===== Source records
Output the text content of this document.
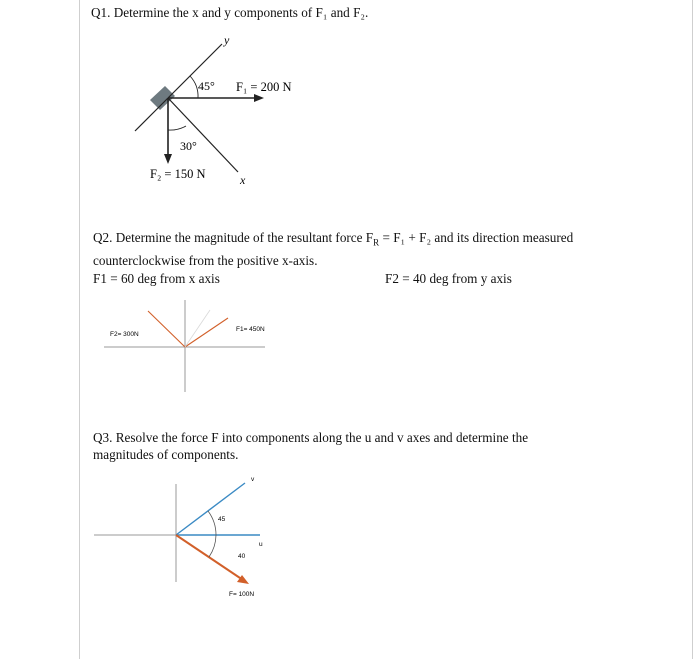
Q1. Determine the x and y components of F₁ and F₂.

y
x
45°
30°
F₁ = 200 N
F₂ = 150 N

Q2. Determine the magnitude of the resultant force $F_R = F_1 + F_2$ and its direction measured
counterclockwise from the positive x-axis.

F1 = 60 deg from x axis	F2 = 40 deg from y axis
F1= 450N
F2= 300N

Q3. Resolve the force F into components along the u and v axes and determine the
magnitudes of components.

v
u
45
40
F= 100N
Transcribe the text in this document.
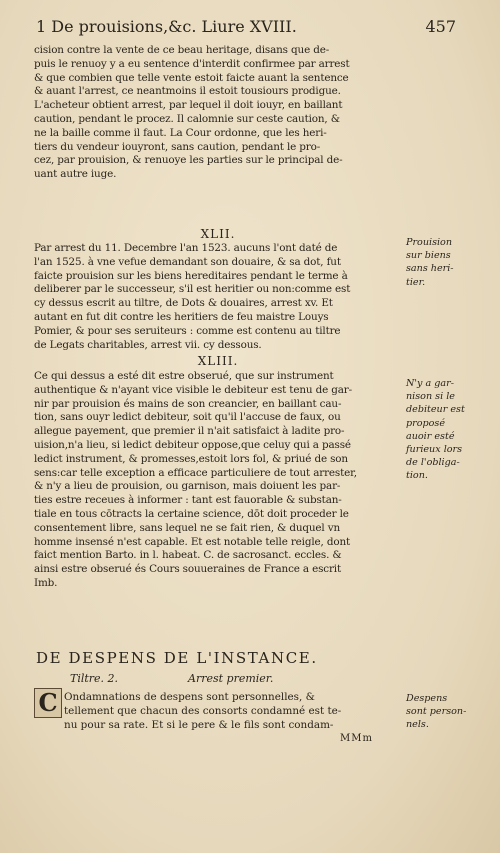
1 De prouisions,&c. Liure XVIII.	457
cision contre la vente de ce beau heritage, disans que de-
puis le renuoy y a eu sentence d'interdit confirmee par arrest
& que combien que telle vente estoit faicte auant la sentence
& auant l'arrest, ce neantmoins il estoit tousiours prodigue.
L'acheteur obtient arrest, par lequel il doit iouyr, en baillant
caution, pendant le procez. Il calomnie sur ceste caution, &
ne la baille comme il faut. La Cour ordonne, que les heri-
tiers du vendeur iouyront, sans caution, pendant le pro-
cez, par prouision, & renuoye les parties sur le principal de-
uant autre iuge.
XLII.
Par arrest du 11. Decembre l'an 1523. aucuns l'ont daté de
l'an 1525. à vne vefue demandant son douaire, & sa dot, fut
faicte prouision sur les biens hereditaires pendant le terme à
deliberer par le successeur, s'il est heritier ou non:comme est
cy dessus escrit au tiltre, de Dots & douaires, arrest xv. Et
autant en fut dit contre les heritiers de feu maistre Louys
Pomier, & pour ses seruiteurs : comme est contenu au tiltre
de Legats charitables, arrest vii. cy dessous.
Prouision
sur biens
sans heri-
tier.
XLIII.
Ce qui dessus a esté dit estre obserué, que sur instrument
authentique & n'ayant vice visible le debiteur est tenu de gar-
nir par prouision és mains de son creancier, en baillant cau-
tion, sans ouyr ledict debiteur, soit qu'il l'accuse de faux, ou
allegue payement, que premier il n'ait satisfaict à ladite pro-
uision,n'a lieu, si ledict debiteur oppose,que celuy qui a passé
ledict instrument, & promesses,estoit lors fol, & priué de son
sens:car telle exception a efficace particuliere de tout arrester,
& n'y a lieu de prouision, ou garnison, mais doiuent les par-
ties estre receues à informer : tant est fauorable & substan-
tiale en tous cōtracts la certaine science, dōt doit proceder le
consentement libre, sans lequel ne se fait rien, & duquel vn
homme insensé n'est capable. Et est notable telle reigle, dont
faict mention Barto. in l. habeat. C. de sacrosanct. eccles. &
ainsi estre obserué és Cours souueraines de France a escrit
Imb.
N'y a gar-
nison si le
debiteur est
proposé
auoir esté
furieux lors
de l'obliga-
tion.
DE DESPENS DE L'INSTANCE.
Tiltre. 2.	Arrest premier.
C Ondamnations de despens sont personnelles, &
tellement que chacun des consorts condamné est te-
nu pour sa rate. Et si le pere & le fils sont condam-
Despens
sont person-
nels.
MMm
==========
#### Task requirements:
Search the listing above for the string "vente". Copy every line that contains it.

#### Answer to this task:
cision contre la vente de ce beau heritage, disans que de-
& que combien que telle vente estoit faicte auant la sentence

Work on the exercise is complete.